*Stored items from a collection*:
_ _ _ _ _ _ _
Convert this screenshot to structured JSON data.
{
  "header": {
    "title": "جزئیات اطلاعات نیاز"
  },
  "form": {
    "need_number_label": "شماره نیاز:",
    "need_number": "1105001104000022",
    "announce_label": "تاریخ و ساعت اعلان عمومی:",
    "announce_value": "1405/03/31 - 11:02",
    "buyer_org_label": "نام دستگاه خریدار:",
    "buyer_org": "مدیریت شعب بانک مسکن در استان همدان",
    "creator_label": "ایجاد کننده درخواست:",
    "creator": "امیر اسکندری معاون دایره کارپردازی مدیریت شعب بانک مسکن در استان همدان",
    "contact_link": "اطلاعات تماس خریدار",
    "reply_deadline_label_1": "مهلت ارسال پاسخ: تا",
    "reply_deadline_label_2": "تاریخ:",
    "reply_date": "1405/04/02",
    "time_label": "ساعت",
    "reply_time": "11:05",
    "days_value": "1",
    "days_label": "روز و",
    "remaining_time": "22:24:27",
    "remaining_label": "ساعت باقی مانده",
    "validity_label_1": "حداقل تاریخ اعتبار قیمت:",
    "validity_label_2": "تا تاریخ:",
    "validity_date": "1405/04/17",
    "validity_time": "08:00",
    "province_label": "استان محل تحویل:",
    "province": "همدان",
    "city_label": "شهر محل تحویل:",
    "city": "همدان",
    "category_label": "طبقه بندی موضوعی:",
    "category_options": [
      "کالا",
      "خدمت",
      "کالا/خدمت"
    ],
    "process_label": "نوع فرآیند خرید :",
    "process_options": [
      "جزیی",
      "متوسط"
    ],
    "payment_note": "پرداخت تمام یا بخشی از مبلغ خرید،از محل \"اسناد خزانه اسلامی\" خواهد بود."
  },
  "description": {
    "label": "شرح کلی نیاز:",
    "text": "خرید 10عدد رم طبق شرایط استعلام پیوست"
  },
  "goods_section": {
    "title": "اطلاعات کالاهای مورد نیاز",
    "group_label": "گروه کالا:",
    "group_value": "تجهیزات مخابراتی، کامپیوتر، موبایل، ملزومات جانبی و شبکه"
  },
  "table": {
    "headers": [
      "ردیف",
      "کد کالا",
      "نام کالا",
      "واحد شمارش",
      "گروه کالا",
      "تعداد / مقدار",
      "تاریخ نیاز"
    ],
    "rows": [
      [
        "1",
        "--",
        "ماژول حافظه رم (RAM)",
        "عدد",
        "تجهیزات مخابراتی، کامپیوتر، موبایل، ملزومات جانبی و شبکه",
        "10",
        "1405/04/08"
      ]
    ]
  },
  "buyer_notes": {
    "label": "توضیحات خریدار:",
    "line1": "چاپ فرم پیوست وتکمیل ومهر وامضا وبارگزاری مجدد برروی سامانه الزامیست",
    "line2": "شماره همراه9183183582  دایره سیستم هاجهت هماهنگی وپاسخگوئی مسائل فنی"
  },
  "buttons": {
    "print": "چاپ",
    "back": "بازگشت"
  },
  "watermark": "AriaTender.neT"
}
_ _ _ _ _ _ _
*WHAT YOU ARE ASKED TO DO*: Every line of the records above needs to be given again exactly.

*WRITTEN RESPONSE*:
Convert this screenshot to structured JSON data.
{
  "header": {
    "title": "جزئیات اطلاعات نیاز"
  },
  "form": {
    "need_number_label": "شماره نیاز:",
    "need_number": "1105001104000022",
    "announce_label": "تاریخ و ساعت اعلان عمومی:",
    "announce_value": "1405/03/31 - 11:02",
    "buyer_org_label": "نام دستگاه خریدار:",
    "buyer_org": "مدیریت شعب بانک مسکن در استان همدان",
    "creator_label": "ایجاد کننده درخواست:",
    "creator": "امیر اسکندری معاون دایره کارپردازی مدیریت شعب بانک مسکن در استان همدان",
    "contact_link": "اطلاعات تماس خریدار",
    "reply_deadline_label_1": "مهلت ارسال پاسخ: تا",
    "reply_deadline_label_2": "تاریخ:",
    "reply_date": "1405/04/02",
    "time_label": "ساعت",
    "reply_time": "11:05",
    "days_value": "1",
    "days_label": "روز و",
    "remaining_time": "22:24:27",
    "remaining_label": "ساعت باقی مانده",
    "validity_label_1": "حداقل تاریخ اعتبار قیمت:",
    "validity_label_2": "تا تاریخ:",
    "validity_date": "1405/04/17",
    "validity_time": "08:00",
    "province_label": "استان محل تحویل:",
    "province": "همدان",
    "city_label": "شهر محل تحویل:",
    "city": "همدان",
    "category_label": "طبقه بندی موضوعی:",
    "category_options": [
      "کالا",
      "خدمت",
      "کالا/خدمت"
    ],
    "process_label": "نوع فرآیند خرید :",
    "process_options": [
      "جزیی",
      "متوسط"
    ],
    "payment_note": "پرداخت تمام یا بخشی از مبلغ خرید،از محل \"اسناد خزانه اسلامی\" خواهد بود."
  },
  "description": {
    "label": "شرح کلی نیاز:",
    "text": "خرید 10عدد رم طبق شرایط استعلام پیوست"
  },
  "goods_section": {
    "title": "اطلاعات کالاهای مورد نیاز",
    "group_label": "گروه کالا:",
    "group_value": "تجهیزات مخابراتی، کامپیوتر، موبایل، ملزومات جانبی و شبکه"
  },
  "table": {
    "headers": [
      "ردیف",
      "کد کالا",
      "نام کالا",
      "واحد شمارش",
      "گروه کالا",
      "تعداد / مقدار",
      "تاریخ نیاز"
    ],
    "rows": [
      [
        "1",
        "--",
        "ماژول حافظه رم (RAM)",
        "عدد",
        "تجهیزات مخابراتی، کامپیوتر، موبایل، ملزومات جانبی و شبکه",
        "10",
        "1405/04/08"
      ]
    ]
  },
  "buyer_notes": {
    "label": "توضیحات خریدار:",
    "line1": "چاپ فرم پیوست وتکمیل ومهر وامضا وبارگزاری مجدد برروی سامانه الزامیست",
    "line2": "شماره همراه9183183582  دایره سیستم هاجهت هماهنگی وپاسخگوئی مسائل فنی"
  },
  "buttons": {
    "print": "چاپ",
    "back": "بازگشت"
  },
  "watermark": "AriaTender.neT"
}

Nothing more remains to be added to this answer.